┌────────

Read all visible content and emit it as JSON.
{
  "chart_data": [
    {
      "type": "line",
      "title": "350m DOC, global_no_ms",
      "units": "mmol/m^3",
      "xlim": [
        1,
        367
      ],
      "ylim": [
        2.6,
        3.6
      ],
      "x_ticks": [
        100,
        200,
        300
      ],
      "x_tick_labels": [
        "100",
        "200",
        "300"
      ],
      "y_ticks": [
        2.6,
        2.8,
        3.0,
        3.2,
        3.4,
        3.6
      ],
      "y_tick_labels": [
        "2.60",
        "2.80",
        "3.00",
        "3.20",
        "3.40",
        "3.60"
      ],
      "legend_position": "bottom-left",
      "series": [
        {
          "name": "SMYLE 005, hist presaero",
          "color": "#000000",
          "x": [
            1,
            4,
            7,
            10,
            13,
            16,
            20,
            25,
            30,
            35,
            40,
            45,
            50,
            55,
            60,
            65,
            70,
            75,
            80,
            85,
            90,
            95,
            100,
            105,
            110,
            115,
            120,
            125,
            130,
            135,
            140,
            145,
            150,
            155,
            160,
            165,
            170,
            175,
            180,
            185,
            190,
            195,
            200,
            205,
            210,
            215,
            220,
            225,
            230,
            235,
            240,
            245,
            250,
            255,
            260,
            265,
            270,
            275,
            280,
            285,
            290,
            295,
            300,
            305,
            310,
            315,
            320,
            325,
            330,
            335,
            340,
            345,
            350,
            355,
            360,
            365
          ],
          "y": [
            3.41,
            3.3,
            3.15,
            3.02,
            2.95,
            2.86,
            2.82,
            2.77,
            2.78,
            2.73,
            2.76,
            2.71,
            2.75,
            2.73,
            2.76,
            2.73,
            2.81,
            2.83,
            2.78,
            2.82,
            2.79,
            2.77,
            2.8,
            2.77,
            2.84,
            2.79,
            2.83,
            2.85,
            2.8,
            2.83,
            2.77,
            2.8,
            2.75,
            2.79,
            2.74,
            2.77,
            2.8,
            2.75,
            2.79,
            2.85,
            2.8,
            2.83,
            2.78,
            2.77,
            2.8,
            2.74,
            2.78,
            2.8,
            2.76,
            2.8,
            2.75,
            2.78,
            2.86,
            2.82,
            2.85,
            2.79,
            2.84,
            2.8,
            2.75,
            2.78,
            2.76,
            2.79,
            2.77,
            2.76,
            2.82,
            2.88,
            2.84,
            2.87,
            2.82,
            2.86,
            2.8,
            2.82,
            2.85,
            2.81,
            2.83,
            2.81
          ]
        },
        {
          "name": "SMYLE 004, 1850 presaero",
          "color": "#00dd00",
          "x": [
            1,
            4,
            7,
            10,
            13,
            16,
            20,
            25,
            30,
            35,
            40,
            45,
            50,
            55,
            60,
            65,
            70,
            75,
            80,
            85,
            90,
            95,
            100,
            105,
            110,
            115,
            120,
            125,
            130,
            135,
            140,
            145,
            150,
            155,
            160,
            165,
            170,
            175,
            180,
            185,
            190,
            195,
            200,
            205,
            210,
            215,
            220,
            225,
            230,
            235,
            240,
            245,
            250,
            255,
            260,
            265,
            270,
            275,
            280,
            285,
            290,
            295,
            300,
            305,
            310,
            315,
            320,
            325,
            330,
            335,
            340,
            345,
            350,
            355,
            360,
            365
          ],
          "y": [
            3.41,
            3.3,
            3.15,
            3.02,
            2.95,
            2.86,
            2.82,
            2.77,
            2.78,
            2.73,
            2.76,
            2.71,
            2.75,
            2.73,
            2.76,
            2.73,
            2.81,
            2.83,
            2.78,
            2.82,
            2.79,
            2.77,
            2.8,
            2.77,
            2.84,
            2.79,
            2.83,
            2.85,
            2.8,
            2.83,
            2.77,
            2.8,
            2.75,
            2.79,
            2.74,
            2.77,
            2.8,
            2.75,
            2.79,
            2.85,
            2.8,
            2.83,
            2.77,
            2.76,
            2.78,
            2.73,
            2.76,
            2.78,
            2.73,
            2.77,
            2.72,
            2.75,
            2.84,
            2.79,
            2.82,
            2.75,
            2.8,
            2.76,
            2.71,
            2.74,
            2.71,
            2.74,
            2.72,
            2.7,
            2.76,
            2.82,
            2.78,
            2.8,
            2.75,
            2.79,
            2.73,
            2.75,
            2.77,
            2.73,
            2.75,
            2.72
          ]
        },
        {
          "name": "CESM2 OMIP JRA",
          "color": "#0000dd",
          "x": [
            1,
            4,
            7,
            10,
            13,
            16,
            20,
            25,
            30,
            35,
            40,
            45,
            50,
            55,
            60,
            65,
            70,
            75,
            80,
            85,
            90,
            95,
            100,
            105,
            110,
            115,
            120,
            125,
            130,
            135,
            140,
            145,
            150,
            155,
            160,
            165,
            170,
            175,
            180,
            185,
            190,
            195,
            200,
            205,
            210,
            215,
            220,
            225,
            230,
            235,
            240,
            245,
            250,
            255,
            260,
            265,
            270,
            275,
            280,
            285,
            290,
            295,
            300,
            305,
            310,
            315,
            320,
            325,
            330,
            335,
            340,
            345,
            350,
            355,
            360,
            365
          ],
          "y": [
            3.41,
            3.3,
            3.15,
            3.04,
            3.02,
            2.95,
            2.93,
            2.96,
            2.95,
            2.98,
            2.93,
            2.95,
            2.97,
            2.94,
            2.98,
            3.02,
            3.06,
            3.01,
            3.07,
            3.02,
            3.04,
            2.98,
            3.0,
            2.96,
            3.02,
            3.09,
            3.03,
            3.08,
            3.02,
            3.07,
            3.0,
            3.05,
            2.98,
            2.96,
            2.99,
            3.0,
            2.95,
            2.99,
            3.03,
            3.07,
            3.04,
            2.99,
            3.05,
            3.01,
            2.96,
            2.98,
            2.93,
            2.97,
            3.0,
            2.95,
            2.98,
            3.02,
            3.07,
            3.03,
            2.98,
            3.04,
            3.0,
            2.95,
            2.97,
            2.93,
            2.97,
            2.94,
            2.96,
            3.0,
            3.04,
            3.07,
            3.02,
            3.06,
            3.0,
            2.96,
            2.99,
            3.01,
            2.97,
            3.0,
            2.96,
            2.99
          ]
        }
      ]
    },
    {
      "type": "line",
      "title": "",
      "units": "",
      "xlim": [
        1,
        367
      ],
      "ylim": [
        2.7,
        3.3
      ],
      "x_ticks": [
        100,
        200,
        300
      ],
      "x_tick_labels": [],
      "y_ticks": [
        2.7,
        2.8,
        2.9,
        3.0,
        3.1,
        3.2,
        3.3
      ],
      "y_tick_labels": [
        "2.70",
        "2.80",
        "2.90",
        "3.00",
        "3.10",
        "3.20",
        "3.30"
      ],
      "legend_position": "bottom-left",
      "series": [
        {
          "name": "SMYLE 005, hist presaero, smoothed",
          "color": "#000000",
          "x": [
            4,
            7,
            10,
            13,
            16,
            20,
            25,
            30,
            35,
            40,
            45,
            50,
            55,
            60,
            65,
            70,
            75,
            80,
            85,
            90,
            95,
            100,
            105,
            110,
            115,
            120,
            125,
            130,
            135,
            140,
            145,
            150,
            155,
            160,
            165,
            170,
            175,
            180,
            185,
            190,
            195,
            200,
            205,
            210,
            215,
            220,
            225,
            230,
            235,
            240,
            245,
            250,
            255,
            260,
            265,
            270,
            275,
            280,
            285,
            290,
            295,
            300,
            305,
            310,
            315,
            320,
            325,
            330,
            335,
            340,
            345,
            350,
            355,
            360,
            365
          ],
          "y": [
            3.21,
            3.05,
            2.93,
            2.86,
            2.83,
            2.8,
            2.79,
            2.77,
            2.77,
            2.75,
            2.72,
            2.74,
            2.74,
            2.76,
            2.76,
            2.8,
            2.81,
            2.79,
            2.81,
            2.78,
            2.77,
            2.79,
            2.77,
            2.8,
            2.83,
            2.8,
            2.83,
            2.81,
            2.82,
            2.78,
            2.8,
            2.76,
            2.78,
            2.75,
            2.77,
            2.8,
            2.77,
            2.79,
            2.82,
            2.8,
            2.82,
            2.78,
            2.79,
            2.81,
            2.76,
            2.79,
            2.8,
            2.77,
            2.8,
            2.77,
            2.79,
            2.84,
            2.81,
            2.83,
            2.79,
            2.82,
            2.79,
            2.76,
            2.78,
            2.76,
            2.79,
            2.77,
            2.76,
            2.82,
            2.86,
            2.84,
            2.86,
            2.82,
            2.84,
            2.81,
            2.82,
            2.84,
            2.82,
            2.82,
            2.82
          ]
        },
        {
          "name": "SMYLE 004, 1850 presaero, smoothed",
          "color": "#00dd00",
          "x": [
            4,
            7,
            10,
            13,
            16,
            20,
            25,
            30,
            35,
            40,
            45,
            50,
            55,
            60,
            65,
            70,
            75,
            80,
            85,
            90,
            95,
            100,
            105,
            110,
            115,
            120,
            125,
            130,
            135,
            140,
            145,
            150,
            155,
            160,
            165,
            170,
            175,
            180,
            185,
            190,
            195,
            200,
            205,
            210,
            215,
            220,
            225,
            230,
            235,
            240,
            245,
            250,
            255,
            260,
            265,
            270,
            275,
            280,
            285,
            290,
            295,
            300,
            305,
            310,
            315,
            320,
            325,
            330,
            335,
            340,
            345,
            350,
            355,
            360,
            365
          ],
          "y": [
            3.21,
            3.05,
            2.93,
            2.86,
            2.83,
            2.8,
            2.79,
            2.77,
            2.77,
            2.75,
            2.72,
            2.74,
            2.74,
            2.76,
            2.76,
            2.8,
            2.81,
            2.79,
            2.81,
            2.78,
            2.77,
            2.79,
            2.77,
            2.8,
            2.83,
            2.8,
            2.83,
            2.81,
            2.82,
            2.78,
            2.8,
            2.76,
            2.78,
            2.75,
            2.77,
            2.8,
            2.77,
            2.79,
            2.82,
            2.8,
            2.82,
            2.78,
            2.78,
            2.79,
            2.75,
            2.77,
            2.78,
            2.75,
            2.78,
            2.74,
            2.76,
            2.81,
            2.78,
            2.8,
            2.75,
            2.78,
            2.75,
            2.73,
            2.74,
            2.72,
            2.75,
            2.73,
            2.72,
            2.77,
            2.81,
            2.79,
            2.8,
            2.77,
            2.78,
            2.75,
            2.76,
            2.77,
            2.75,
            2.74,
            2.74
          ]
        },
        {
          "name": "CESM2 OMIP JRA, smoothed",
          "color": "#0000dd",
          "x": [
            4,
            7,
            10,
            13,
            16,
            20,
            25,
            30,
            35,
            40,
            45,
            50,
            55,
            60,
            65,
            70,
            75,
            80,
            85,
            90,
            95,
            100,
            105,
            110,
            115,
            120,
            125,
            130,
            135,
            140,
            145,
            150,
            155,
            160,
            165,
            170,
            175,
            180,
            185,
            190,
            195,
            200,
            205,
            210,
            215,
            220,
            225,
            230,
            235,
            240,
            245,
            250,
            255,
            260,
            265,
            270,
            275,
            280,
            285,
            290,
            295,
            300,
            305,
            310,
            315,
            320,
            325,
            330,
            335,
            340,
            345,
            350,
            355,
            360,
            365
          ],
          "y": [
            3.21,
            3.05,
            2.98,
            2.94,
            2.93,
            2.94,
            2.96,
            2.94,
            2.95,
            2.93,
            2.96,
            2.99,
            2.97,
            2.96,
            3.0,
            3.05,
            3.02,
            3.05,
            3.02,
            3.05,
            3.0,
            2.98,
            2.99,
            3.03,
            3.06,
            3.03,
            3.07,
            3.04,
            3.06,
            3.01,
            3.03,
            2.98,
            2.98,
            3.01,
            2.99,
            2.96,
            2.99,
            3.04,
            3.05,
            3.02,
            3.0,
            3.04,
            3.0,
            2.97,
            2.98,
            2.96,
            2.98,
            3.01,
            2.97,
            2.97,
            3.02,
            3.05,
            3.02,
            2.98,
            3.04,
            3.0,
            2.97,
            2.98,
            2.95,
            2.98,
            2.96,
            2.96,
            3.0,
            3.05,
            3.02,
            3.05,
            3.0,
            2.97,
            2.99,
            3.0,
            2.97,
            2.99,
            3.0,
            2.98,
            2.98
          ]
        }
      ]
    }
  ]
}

└────────

## PROBLEM DETAILS
Say how many lines in the listing above include "name". Give nothing but the number.

## SOLUTION BELOW
6